_TO DO_. Reproduce all of the material exactly as shown.

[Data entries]
.....

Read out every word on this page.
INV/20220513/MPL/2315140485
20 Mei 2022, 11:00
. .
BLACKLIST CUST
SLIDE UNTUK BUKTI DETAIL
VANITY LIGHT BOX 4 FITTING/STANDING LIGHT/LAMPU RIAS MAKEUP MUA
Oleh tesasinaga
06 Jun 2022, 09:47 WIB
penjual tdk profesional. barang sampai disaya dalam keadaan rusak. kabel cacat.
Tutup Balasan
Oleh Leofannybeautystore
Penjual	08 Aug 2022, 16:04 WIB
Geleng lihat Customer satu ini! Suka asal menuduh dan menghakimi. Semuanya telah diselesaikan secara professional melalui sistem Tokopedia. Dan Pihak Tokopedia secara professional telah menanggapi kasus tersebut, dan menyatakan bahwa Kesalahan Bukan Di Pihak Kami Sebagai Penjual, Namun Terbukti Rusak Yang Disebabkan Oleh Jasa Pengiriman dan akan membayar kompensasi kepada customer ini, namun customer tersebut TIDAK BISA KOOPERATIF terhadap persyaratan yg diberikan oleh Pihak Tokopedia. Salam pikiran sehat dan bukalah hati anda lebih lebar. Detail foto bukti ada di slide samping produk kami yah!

.....

_EXERCISE SOLUTION_.
Read out every word on this page.
INV/20220513/MPL/2315140485
20 Mei 2022, 11:00
. .
BLACKLIST CUST
SLIDE UNTUK BUKTI DETAIL
VANITY LIGHT BOX 4 FITTING/STANDING LIGHT/LAMPU RIAS MAKEUP MUA
Oleh tesasinaga
06 Jun 2022, 09:47 WIB
penjual tdk profesional. barang sampai disaya dalam keadaan rusak. kabel cacat.
Tutup Balasan
Oleh Leofannybeautystore
Penjual	08 Aug 2022, 16:04 WIB
Geleng lihat Customer satu ini! Suka asal menuduh dan menghakimi. Semuanya telah diselesaikan secara professional melalui sistem Tokopedia. Dan Pihak Tokopedia secara professional telah menanggapi kasus tersebut, dan menyatakan bahwa Kesalahan Bukan Di Pihak Kami Sebagai Penjual, Namun Terbukti Rusak Yang Disebabkan Oleh Jasa Pengiriman dan akan membayar kompensasi kepada customer ini, namun customer tersebut TIDAK BISA KOOPERATIF terhadap persyaratan yg diberikan oleh Pihak Tokopedia. Salam pikiran sehat dan bukalah hati anda lebih lebar. Detail foto bukti ada di slide samping produk kami yah!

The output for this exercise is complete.